## Your goal
Output every record below exactly as it appears.

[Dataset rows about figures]
----
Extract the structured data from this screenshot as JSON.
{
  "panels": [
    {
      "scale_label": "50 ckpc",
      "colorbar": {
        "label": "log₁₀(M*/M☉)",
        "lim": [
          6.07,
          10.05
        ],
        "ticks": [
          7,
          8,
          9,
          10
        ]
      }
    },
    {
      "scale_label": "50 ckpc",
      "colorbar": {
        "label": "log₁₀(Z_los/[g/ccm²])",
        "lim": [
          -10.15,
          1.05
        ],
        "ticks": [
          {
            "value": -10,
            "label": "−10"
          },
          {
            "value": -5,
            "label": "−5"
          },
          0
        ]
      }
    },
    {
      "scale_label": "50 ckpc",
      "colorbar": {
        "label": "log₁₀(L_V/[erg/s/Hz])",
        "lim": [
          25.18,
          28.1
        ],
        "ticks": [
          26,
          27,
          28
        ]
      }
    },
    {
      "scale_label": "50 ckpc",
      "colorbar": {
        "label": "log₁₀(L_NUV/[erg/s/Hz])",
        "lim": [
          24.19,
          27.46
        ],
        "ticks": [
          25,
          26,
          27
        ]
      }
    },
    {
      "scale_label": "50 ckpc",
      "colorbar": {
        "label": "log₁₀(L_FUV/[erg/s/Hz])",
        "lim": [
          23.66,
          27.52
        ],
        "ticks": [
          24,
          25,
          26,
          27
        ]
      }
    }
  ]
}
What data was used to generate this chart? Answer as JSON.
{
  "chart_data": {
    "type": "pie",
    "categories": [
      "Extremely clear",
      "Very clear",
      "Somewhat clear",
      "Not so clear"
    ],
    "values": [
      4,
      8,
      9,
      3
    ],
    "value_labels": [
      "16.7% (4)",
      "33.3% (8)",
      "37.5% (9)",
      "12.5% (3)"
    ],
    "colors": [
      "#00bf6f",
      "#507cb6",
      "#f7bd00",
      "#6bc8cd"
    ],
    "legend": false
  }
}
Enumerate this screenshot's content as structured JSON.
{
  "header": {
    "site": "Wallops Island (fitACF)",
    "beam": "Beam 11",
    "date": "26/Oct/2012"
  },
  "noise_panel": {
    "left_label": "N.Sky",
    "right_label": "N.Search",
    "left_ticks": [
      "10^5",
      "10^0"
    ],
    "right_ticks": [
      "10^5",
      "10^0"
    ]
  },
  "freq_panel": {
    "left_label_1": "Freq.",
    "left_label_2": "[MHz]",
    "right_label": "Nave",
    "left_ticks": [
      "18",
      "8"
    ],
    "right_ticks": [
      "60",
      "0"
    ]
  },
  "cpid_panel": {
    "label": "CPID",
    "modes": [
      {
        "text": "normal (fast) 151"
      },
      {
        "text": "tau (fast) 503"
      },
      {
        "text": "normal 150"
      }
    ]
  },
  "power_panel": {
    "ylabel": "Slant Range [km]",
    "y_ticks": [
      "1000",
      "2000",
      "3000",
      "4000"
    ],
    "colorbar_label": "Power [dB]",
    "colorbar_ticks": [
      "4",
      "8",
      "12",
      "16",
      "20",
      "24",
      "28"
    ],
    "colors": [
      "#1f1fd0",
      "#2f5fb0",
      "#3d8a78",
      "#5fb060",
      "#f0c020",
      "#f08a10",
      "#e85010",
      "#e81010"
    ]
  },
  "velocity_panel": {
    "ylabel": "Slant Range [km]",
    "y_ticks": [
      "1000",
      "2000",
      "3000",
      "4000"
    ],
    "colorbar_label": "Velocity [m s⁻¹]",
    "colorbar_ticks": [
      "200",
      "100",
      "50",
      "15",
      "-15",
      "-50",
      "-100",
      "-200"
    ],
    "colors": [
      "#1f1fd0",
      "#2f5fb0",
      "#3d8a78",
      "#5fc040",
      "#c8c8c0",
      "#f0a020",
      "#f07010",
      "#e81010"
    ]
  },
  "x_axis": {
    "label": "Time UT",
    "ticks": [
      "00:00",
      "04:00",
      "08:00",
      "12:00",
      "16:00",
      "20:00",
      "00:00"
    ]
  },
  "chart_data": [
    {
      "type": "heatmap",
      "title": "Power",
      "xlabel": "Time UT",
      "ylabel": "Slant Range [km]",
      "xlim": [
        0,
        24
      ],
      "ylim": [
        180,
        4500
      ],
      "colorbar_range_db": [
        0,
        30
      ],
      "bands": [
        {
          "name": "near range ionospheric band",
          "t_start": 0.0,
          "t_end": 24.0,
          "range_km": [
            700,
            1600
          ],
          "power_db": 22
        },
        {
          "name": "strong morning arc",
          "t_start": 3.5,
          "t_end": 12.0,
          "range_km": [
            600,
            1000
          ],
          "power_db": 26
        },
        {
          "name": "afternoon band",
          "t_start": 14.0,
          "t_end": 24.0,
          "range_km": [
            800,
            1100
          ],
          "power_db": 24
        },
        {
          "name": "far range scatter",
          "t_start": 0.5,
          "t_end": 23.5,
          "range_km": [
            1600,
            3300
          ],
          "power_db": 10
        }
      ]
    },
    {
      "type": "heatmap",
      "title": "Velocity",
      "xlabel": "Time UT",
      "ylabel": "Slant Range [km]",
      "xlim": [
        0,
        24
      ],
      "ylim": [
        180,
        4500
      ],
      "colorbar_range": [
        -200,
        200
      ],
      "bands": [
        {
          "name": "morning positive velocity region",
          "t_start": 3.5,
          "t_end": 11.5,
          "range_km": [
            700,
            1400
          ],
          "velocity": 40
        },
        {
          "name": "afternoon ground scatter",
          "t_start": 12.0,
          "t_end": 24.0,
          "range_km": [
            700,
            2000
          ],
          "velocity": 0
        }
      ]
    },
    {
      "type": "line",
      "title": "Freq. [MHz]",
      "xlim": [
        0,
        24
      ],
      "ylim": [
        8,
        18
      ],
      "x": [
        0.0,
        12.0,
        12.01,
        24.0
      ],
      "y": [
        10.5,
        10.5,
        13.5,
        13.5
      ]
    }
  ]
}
----
## Written answer
Extract the structured data from this screenshot as JSON.
{
  "panels": [
    {
      "scale_label": "50 ckpc",
      "colorbar": {
        "label": "log₁₀(M*/M☉)",
        "lim": [
          6.07,
          10.05
        ],
        "ticks": [
          7,
          8,
          9,
          10
        ]
      }
    },
    {
      "scale_label": "50 ckpc",
      "colorbar": {
        "label": "log₁₀(Z_los/[g/ccm²])",
        "lim": [
          -10.15,
          1.05
        ],
        "ticks": [
          {
            "value": -10,
            "label": "−10"
          },
          {
            "value": -5,
            "label": "−5"
          },
          0
        ]
      }
    },
    {
      "scale_label": "50 ckpc",
      "colorbar": {
        "label": "log₁₀(L_V/[erg/s/Hz])",
        "lim": [
          25.18,
          28.1
        ],
        "ticks": [
          26,
          27,
          28
        ]
      }
    },
    {
      "scale_label": "50 ckpc",
      "colorbar": {
        "label": "log₁₀(L_NUV/[erg/s/Hz])",
        "lim": [
          24.19,
          27.46
        ],
        "ticks": [
          25,
          26,
          27
        ]
      }
    },
    {
      "scale_label": "50 ckpc",
      "colorbar": {
        "label": "log₁₀(L_FUV/[erg/s/Hz])",
        "lim": [
          23.66,
          27.52
        ],
        "ticks": [
          24,
          25,
          26,
          27
        ]
      }
    }
  ]
}
What data was used to generate this chart? Answer as JSON.
{
  "chart_data": {
    "type": "pie",
    "categories": [
      "Extremely clear",
      "Very clear",
      "Somewhat clear",
      "Not so clear"
    ],
    "values": [
      4,
      8,
      9,
      3
    ],
    "value_labels": [
      "16.7% (4)",
      "33.3% (8)",
      "37.5% (9)",
      "12.5% (3)"
    ],
    "colors": [
      "#00bf6f",
      "#507cb6",
      "#f7bd00",
      "#6bc8cd"
    ],
    "legend": false
  }
}
Enumerate this screenshot's content as structured JSON.
{
  "header": {
    "site": "Wallops Island (fitACF)",
    "beam": "Beam 11",
    "date": "26/Oct/2012"
  },
  "noise_panel": {
    "left_label": "N.Sky",
    "right_label": "N.Search",
    "left_ticks": [
      "10^5",
      "10^0"
    ],
    "right_ticks": [
      "10^5",
      "10^0"
    ]
  },
  "freq_panel": {
    "left_label_1": "Freq.",
    "left_label_2": "[MHz]",
    "right_label": "Nave",
    "left_ticks": [
      "18",
      "8"
    ],
    "right_ticks": [
      "60",
      "0"
    ]
  },
  "cpid_panel": {
    "label": "CPID",
    "modes": [
      {
        "text": "normal (fast) 151"
      },
      {
        "text": "tau (fast) 503"
      },
      {
        "text": "normal 150"
      }
    ]
  },
  "power_panel": {
    "ylabel": "Slant Range [km]",
    "y_ticks": [
      "1000",
      "2000",
      "3000",
      "4000"
    ],
    "colorbar_label": "Power [dB]",
    "colorbar_ticks": [
      "4",
      "8",
      "12",
      "16",
      "20",
      "24",
      "28"
    ],
    "colors": [
      "#1f1fd0",
      "#2f5fb0",
      "#3d8a78",
      "#5fb060",
      "#f0c020",
      "#f08a10",
      "#e85010",
      "#e81010"
    ]
  },
  "velocity_panel": {
    "ylabel": "Slant Range [km]",
    "y_ticks": [
      "1000",
      "2000",
      "3000",
      "4000"
    ],
    "colorbar_label": "Velocity [m s⁻¹]",
    "colorbar_ticks": [
      "200",
      "100",
      "50",
      "15",
      "-15",
      "-50",
      "-100",
      "-200"
    ],
    "colors": [
      "#1f1fd0",
      "#2f5fb0",
      "#3d8a78",
      "#5fc040",
      "#c8c8c0",
      "#f0a020",
      "#f07010",
      "#e81010"
    ]
  },
  "x_axis": {
    "label": "Time UT",
    "ticks": [
      "00:00",
      "04:00",
      "08:00",
      "12:00",
      "16:00",
      "20:00",
      "00:00"
    ]
  },
  "chart_data": [
    {
      "type": "heatmap",
      "title": "Power",
      "xlabel": "Time UT",
      "ylabel": "Slant Range [km]",
      "xlim": [
        0,
        24
      ],
      "ylim": [
        180,
        4500
      ],
      "colorbar_range_db": [
        0,
        30
      ],
      "bands": [
        {
          "name": "near range ionospheric band",
          "t_start": 0.0,
          "t_end": 24.0,
          "range_km": [
            700,
            1600
          ],
          "power_db": 22
        },
        {
          "name": "strong morning arc",
          "t_start": 3.5,
          "t_end": 12.0,
          "range_km": [
            600,
            1000
          ],
          "power_db": 26
        },
        {
          "name": "afternoon band",
          "t_start": 14.0,
          "t_end": 24.0,
          "range_km": [
            800,
            1100
          ],
          "power_db": 24
        },
        {
          "name": "far range scatter",
          "t_start": 0.5,
          "t_end": 23.5,
          "range_km": [
            1600,
            3300
          ],
          "power_db": 10
        }
      ]
    },
    {
      "type": "heatmap",
      "title": "Velocity",
      "xlabel": "Time UT",
      "ylabel": "Slant Range [km]",
      "xlim": [
        0,
        24
      ],
      "ylim": [
        180,
        4500
      ],
      "colorbar_range": [
        -200,
        200
      ],
      "bands": [
        {
          "name": "morning positive velocity region",
          "t_start": 3.5,
          "t_end": 11.5,
          "range_km": [
            700,
            1400
          ],
          "velocity": 40
        },
        {
          "name": "afternoon ground scatter",
          "t_start": 12.0,
          "t_end": 24.0,
          "range_km": [
            700,
            2000
          ],
          "velocity": 0
        }
      ]
    },
    {
      "type": "line",
      "title": "Freq. [MHz]",
      "xlim": [
        0,
        24
      ],
      "ylim": [
        8,
        18
      ],
      "x": [
        0.0,
        12.0,
        12.01,
        24.0
      ],
      "y": [
        10.5,
        10.5,
        13.5,
        13.5
      ]
    }
  ]
}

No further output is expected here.